_The exercise_. Render every line of the items that follow as a Markdown table with two columns, Row and Line. Put the row number in Row and the line itself in Line, and leave out any blank lines.

_Items_.
————
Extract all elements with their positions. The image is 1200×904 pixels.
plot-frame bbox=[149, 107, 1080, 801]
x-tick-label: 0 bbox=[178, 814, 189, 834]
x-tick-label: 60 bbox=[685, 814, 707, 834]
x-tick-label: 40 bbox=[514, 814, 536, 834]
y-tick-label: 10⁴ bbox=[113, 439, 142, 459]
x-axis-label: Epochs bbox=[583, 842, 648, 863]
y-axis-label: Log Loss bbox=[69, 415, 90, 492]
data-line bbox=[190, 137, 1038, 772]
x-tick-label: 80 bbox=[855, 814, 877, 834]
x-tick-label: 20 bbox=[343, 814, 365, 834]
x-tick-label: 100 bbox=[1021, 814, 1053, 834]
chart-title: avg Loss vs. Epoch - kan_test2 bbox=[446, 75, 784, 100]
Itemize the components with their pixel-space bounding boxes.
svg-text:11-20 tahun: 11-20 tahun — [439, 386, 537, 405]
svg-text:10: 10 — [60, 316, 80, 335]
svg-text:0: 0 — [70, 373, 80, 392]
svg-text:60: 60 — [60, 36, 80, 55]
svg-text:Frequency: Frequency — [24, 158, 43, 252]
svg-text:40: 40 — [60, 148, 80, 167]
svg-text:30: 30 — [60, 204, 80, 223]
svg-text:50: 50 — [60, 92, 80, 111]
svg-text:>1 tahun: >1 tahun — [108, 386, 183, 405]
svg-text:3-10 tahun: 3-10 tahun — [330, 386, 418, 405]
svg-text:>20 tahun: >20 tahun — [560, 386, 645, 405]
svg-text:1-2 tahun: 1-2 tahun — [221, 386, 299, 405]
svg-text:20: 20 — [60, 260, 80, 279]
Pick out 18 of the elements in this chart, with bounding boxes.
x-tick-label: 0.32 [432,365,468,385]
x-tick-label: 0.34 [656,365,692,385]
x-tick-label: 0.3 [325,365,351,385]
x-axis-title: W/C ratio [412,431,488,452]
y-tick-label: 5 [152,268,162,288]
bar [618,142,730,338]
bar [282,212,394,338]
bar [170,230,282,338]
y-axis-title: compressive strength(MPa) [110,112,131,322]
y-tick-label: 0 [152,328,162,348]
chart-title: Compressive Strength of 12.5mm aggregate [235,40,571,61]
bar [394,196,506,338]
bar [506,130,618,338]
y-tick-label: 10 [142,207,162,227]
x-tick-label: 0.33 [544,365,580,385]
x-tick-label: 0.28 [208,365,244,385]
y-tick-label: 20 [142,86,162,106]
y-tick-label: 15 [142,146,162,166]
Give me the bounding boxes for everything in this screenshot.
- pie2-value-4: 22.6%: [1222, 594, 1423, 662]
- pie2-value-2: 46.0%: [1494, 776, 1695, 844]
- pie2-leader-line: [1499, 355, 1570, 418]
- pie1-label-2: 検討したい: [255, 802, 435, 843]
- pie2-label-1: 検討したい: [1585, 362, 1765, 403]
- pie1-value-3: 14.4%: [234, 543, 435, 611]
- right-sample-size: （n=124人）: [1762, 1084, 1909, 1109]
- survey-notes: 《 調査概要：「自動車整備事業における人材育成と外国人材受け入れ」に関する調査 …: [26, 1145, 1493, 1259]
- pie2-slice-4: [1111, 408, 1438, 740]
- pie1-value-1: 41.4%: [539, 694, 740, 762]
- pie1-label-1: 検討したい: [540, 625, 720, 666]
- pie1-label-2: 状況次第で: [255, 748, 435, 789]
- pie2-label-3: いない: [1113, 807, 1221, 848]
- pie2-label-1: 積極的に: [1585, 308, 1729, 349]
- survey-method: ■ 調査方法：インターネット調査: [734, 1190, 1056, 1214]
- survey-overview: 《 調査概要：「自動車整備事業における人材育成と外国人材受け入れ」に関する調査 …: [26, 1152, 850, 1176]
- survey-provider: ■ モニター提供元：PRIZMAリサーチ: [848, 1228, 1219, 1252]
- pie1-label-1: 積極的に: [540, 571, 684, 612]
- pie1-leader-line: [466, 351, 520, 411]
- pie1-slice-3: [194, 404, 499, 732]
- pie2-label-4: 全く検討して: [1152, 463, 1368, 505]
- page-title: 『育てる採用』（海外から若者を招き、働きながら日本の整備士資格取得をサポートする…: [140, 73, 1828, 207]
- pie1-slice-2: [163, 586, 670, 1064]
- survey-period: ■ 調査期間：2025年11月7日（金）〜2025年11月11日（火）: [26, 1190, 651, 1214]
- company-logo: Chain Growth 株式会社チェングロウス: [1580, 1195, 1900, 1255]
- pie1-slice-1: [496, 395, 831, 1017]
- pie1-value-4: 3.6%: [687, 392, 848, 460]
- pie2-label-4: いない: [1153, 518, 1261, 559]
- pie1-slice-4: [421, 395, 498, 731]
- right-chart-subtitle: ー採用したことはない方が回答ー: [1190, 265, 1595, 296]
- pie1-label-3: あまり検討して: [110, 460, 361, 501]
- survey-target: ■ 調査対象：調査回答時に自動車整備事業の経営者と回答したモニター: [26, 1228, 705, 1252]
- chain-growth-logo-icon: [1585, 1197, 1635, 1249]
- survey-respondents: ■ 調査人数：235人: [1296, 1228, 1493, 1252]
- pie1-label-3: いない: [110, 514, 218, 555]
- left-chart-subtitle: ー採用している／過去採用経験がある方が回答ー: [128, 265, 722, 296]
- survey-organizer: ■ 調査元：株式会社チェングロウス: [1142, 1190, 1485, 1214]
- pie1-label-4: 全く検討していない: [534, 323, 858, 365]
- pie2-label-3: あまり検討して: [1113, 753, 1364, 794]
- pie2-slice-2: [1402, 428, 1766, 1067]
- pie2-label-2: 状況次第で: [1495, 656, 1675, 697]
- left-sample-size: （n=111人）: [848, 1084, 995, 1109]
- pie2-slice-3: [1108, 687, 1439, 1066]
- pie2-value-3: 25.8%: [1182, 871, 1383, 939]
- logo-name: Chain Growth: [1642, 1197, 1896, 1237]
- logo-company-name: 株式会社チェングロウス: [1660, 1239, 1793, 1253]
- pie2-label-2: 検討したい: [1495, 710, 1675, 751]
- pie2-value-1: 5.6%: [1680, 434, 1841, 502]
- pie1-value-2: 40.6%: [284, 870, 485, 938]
————
_The reply_.
| Row | Line |
|---|---|
| 1 | Extract all elements with their positions. The image is 1200×904 pixels. |
| 2 | plot-frame bbox=[149, 107, 1080, 801] |
| 3 | x-tick-label: 0 bbox=[178, 814, 189, 834] |
| 4 | x-tick-label: 60 bbox=[685, 814, 707, 834] |
| 5 | x-tick-label: 40 bbox=[514, 814, 536, 834] |
| 6 | y-tick-label: 10⁴ bbox=[113, 439, 142, 459] |
| 7 | x-axis-label: Epochs bbox=[583, 842, 648, 863] |
| 8 | y-axis-label: Log Loss bbox=[69, 415, 90, 492] |
| 9 | data-line bbox=[190, 137, 1038, 772] |
| 10 | x-tick-label: 80 bbox=[855, 814, 877, 834] |
| 11 | x-tick-label: 20 bbox=[343, 814, 365, 834] |
| 12 | x-tick-label: 100 bbox=[1021, 814, 1053, 834] |
| 13 | chart-title: avg Loss vs. Epoch - kan_test2 bbox=[446, 75, 784, 100] |
| 14 | Itemize the components with their pixel-space bounding boxes. |
| 15 | svg-text:11-20 tahun: 11-20 tahun — [439, 386, 537, 405] |
| 16 | svg-text:10: 10 — [60, 316, 80, 335] |
| 17 | svg-text:0: 0 — [70, 373, 80, 392] |
| 18 | svg-text:60: 60 — [60, 36, 80, 55] |
| 19 | svg-text:Frequency: Frequency — [24, 158, 43, 252] |
| 20 | svg-text:40: 40 — [60, 148, 80, 167] |
| 21 | svg-text:30: 30 — [60, 204, 80, 223] |
| 22 | svg-text:50: 50 — [60, 92, 80, 111] |
| 23 | svg-text:>1 tahun: >1 tahun — [108, 386, 183, 405] |
| 24 | svg-text:3-10 tahun: 3-10 tahun — [330, 386, 418, 405] |
| 25 | svg-text:>20 tahun: >20 tahun — [560, 386, 645, 405] |
| 26 | svg-text:1-2 tahun: 1-2 tahun — [221, 386, 299, 405] |
| 27 | svg-text:20: 20 — [60, 260, 80, 279] |
| 28 | Pick out 18 of the elements in this chart, with bounding boxes. |
| 29 | x-tick-label: 0.32 [432,365,468,385] |
| 30 | x-tick-label: 0.34 [656,365,692,385] |
| 31 | x-tick-label: 0.3 [325,365,351,385] |
| 32 | x-axis-title: W/C ratio [412,431,488,452] |
| 33 | y-tick-label: 5 [152,268,162,288] |
| 34 | bar [618,142,730,338] |
| 35 | bar [282,212,394,338] |
| 36 | bar [170,230,282,338] |
| 37 | y-axis-title: compressive strength(MPa) [110,112,131,322] |
| 38 | y-tick-label: 0 [152,328,162,348] |
| 39 | chart-title: Compressive Strength of 12.5mm aggregate [235,40,571,61] |
| 40 | bar [394,196,506,338] |
| 41 | bar [506,130,618,338] |
| 42 | y-tick-label: 10 [142,207,162,227] |
| 43 | x-tick-label: 0.33 [544,365,580,385] |
| 44 | x-tick-label: 0.28 [208,365,244,385] |
| 45 | y-tick-label: 20 [142,86,162,106] |
| 46 | y-tick-label: 15 [142,146,162,166] |
| 47 | Give me the bounding boxes for everything in this screenshot. |
| 48 | - pie2-value-4: 22.6%: [1222, 594, 1423, 662] |
| 49 | - pie2-value-2: 46.0%: [1494, 776, 1695, 844] |
| 50 | - pie2-leader-line: [1499, 355, 1570, 418] |
| 51 | - pie1-label-2: 検討したい: [255, 802, 435, 843] |
| 52 | - pie2-label-1: 検討したい: [1585, 362, 1765, 403] |
| 53 | - pie1-value-3: 14.4%: [234, 543, 435, 611] |
| 54 | - right-sample-size: （n=124人）: [1762, 1084, 1909, 1109] |
| 55 | - survey-notes: 《 調査概要：「自動車整備事業における人材育成と外国人材受け入れ」に関する調査 …: [26, 1145, 1493, 1259] |
| 56 | - pie2-slice-4: [1111, 408, 1438, 740] |
| 57 | - pie1-value-1: 41.4%: [539, 694, 740, 762] |
| 58 | - pie1-label-1: 検討したい: [540, 625, 720, 666] |
| 59 | - pie1-label-2: 状況次第で: [255, 748, 435, 789] |
| 60 | - pie2-label-3: いない: [1113, 807, 1221, 848] |
| 61 | - pie2-label-1: 積極的に: [1585, 308, 1729, 349] |
| 62 | - survey-method: ■ 調査方法：インターネット調査: [734, 1190, 1056, 1214] |
| 63 | - survey-overview: 《 調査概要：「自動車整備事業における人材育成と外国人材受け入れ」に関する調査 …: [26, 1152, 850, 1176] |
| 64 | - survey-provider: ■ モニター提供元：PRIZMAリサーチ: [848, 1228, 1219, 1252] |
| 65 | - pie1-label-1: 積極的に: [540, 571, 684, 612] |
| 66 | - pie1-leader-line: [466, 351, 520, 411] |
| 67 | - pie1-slice-3: [194, 404, 499, 732] |
| 68 | - pie2-label-4: 全く検討して: [1152, 463, 1368, 505] |
| 69 | - page-title: 『育てる採用』（海外から若者を招き、働きながら日本の整備士資格取得をサポートする…: [140, 73, 1828, 207] |
| 70 | - pie1-slice-2: [163, 586, 670, 1064] |
| 71 | - survey-period: ■ 調査期間：2025年11月7日（金）〜2025年11月11日（火）: [26, 1190, 651, 1214] |
| 72 | - company-logo: Chain Growth 株式会社チェングロウス: [1580, 1195, 1900, 1255] |
| 73 | - pie1-slice-1: [496, 395, 831, 1017] |
| 74 | - pie1-value-4: 3.6%: [687, 392, 848, 460] |
| 75 | - pie2-label-4: いない: [1153, 518, 1261, 559] |
| 76 | - pie1-slice-4: [421, 395, 498, 731] |
| 77 | - right-chart-subtitle: ー採用したことはない方が回答ー: [1190, 265, 1595, 296] |
| 78 | - pie1-label-3: あまり検討して: [110, 460, 361, 501] |
| 79 | - survey-target: ■ 調査対象：調査回答時に自動車整備事業の経営者と回答したモニター: [26, 1228, 705, 1252] |
| 80 | - chain-growth-logo-icon: [1585, 1197, 1635, 1249] |
| 81 | - survey-respondents: ■ 調査人数：235人: [1296, 1228, 1493, 1252] |
| 82 | - pie1-label-3: いない: [110, 514, 218, 555] |
| 83 | - left-chart-subtitle: ー採用している／過去採用経験がある方が回答ー: [128, 265, 722, 296] |
| 84 | - survey-organizer: ■ 調査元：株式会社チェングロウス: [1142, 1190, 1485, 1214] |
| 85 | - pie1-label-4: 全く検討していない: [534, 323, 858, 365] |
| 86 | - pie2-label-3: あまり検討して: [1113, 753, 1364, 794] |
| 87 | - pie2-slice-2: [1402, 428, 1766, 1067] |
| 88 | - pie2-label-2: 状況次第で: [1495, 656, 1675, 697] |
| 89 | - left-sample-size: （n=111人）: [848, 1084, 995, 1109] |
| 90 | - pie2-slice-3: [1108, 687, 1439, 1066] |
| 91 | - pie2-value-3: 25.8%: [1182, 871, 1383, 939] |
| 92 | - logo-name: Chain Growth: [1642, 1197, 1896, 1237] |
| 93 | - logo-company-name: 株式会社チェングロウス: [1660, 1239, 1793, 1253] |
| 94 | - pie2-label-2: 検討したい: [1495, 710, 1675, 751] |
| 95 | - pie2-value-1: 5.6%: [1680, 434, 1841, 502] |
| 96 | - pie1-value-2: 40.6%: [284, 870, 485, 938] |